■ **What the task asks**
State how many lines in the entries below contain "addition". Write nothing but the number.

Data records
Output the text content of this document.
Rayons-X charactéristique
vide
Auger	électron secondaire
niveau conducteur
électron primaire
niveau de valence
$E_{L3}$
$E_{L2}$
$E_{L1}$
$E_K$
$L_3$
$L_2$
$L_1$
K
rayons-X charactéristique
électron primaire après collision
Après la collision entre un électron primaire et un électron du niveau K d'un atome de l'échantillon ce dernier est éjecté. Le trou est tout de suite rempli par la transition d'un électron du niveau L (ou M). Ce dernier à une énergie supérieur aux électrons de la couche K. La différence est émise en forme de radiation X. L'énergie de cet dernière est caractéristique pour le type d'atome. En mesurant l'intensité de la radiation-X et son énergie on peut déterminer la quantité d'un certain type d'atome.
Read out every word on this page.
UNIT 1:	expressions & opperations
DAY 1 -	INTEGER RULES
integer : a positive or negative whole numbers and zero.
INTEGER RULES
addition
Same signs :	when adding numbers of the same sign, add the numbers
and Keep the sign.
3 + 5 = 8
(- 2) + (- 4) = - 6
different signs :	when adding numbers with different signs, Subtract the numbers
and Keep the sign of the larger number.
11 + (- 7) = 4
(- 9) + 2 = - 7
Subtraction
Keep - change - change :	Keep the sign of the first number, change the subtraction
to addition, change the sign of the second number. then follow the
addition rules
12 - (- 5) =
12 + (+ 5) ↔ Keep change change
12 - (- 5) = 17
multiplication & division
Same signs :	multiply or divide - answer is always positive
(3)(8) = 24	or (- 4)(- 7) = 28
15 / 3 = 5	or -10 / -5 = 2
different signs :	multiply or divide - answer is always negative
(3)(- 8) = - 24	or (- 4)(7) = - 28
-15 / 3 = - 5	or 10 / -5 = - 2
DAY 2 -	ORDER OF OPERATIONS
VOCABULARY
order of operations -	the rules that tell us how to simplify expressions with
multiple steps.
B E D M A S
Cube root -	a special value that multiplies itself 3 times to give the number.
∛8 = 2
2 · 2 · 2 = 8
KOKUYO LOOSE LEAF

■ **The reply**
3